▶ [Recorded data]
________
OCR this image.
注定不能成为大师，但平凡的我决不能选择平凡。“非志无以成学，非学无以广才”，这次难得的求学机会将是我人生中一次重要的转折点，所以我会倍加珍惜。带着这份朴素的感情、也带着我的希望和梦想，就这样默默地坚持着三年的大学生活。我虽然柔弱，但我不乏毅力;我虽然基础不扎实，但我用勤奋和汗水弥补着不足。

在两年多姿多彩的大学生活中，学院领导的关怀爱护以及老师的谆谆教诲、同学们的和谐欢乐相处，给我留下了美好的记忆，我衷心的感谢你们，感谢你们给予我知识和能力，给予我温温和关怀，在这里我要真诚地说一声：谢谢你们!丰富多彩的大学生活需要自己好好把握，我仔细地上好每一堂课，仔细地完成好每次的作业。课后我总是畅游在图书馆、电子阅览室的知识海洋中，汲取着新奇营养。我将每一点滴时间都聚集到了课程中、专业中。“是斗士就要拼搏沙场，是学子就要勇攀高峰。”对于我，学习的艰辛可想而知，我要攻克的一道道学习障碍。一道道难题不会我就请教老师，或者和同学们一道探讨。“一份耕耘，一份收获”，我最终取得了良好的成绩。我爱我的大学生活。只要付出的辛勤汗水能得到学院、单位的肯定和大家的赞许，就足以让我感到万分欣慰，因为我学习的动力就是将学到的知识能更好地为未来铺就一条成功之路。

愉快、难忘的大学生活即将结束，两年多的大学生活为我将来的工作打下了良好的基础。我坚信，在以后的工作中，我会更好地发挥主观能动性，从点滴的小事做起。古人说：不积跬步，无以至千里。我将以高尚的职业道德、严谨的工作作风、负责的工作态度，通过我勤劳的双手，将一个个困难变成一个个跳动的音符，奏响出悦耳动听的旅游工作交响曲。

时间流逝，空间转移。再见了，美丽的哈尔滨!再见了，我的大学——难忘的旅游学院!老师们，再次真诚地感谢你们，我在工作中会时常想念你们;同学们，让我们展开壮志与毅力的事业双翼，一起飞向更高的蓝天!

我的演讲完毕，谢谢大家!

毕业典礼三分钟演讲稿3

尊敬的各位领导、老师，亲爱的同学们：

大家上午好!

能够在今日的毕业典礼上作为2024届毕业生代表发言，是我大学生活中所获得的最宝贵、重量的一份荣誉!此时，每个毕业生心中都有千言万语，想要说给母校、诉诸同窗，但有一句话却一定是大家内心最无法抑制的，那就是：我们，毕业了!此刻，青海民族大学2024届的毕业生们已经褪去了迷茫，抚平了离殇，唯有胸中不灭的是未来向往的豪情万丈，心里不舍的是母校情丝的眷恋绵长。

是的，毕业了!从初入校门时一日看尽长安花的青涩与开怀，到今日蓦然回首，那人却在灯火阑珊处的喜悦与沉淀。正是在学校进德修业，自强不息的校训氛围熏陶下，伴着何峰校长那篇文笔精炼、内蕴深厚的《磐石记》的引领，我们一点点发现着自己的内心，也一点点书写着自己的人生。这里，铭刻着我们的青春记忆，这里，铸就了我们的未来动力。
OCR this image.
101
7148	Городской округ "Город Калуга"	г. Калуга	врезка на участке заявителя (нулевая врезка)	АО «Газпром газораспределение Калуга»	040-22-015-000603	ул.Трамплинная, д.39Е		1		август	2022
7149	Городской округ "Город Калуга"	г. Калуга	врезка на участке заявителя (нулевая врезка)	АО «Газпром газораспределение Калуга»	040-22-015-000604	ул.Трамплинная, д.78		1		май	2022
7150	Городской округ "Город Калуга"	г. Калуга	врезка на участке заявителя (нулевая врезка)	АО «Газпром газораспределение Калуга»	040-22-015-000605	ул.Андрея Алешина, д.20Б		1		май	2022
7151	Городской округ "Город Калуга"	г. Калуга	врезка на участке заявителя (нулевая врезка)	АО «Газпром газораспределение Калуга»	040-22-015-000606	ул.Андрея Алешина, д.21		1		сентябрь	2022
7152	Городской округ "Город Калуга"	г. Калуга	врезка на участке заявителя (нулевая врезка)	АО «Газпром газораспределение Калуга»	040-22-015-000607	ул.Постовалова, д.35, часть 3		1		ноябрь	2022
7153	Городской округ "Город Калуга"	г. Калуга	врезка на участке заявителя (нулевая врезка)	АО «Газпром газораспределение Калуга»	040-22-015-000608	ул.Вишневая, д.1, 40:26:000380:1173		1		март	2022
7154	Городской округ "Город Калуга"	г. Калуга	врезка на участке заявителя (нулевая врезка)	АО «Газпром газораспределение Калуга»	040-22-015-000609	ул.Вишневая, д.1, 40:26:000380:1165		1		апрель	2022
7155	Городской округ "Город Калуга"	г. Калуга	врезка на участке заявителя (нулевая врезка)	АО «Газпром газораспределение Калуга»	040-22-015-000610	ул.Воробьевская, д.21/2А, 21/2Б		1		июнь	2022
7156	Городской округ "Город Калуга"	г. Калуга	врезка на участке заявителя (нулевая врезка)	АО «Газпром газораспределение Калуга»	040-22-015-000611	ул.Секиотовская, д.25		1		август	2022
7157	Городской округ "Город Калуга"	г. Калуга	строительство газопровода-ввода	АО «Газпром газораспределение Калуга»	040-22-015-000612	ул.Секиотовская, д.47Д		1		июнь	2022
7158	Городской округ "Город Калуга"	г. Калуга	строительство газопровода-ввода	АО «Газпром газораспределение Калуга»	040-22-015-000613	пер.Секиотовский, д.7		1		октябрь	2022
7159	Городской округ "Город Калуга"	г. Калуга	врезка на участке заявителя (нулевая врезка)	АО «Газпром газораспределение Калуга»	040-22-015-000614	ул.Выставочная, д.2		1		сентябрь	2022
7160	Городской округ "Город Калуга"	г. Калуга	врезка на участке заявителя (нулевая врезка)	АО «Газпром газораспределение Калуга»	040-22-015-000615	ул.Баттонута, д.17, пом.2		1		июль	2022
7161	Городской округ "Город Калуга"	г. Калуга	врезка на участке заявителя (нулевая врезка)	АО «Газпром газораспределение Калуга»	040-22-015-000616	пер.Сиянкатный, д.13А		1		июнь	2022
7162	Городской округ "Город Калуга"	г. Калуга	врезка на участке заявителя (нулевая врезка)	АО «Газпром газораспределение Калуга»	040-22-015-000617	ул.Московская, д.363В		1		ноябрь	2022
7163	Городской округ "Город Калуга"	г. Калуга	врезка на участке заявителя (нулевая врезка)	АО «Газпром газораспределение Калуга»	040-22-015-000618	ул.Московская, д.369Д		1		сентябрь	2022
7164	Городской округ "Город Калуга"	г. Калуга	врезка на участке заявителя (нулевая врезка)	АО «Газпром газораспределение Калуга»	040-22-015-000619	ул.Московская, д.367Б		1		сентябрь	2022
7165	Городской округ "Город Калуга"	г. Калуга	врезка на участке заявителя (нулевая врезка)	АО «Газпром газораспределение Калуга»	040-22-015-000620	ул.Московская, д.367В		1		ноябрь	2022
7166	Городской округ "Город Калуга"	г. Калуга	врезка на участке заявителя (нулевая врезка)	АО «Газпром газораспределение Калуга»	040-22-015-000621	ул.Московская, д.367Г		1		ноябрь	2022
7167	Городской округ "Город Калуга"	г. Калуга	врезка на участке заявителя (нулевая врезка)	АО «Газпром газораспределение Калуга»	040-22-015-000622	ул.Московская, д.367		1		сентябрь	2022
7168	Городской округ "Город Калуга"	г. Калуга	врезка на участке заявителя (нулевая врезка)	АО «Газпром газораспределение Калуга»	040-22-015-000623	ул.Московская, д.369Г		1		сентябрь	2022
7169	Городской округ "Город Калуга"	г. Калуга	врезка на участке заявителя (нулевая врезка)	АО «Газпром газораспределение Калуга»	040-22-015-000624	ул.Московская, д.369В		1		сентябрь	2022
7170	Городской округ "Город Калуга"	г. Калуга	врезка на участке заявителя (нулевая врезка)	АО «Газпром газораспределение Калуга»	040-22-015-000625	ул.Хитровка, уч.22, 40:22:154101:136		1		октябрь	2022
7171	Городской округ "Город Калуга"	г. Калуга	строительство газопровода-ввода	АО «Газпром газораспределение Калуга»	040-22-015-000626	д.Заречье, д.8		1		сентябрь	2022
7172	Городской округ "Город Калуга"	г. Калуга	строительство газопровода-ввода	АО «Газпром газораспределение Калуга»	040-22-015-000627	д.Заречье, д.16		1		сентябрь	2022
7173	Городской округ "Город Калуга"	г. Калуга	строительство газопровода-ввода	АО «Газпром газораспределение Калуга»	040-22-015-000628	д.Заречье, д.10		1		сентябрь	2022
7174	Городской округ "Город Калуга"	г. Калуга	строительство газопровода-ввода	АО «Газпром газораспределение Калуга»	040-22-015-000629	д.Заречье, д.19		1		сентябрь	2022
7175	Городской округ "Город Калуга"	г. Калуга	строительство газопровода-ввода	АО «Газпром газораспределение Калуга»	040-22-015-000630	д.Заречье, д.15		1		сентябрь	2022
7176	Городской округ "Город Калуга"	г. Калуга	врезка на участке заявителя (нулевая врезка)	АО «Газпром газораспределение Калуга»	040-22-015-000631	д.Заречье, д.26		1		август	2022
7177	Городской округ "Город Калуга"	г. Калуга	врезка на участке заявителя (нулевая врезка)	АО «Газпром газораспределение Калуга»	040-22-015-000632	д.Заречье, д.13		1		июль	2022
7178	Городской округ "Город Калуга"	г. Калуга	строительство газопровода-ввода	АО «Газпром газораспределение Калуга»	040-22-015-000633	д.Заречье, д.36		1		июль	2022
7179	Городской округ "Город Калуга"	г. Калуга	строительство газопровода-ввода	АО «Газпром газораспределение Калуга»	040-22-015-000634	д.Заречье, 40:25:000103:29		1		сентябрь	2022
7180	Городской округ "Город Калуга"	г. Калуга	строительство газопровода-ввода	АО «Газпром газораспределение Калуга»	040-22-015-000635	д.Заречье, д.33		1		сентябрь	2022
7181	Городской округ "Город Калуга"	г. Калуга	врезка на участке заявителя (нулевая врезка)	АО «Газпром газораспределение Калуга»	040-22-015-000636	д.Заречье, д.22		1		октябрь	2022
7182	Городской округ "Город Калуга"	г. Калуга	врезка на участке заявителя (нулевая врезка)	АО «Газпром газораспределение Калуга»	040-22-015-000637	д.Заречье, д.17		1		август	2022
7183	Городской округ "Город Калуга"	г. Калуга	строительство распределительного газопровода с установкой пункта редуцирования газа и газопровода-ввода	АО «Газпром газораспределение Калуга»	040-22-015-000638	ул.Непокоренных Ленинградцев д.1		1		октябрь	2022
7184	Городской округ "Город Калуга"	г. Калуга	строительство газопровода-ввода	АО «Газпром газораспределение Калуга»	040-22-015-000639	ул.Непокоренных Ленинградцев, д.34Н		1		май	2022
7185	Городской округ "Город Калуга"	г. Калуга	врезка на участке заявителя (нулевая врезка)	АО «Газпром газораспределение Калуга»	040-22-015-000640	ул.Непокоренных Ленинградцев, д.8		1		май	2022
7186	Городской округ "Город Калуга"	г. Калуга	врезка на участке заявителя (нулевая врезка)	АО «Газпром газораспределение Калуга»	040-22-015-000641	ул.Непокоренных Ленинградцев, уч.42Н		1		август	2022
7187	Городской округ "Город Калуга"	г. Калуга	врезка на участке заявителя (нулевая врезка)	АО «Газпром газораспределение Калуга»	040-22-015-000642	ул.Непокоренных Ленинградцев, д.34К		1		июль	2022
________
State how many lines in the records above contain the word "Секиотовская", and give only that number.

2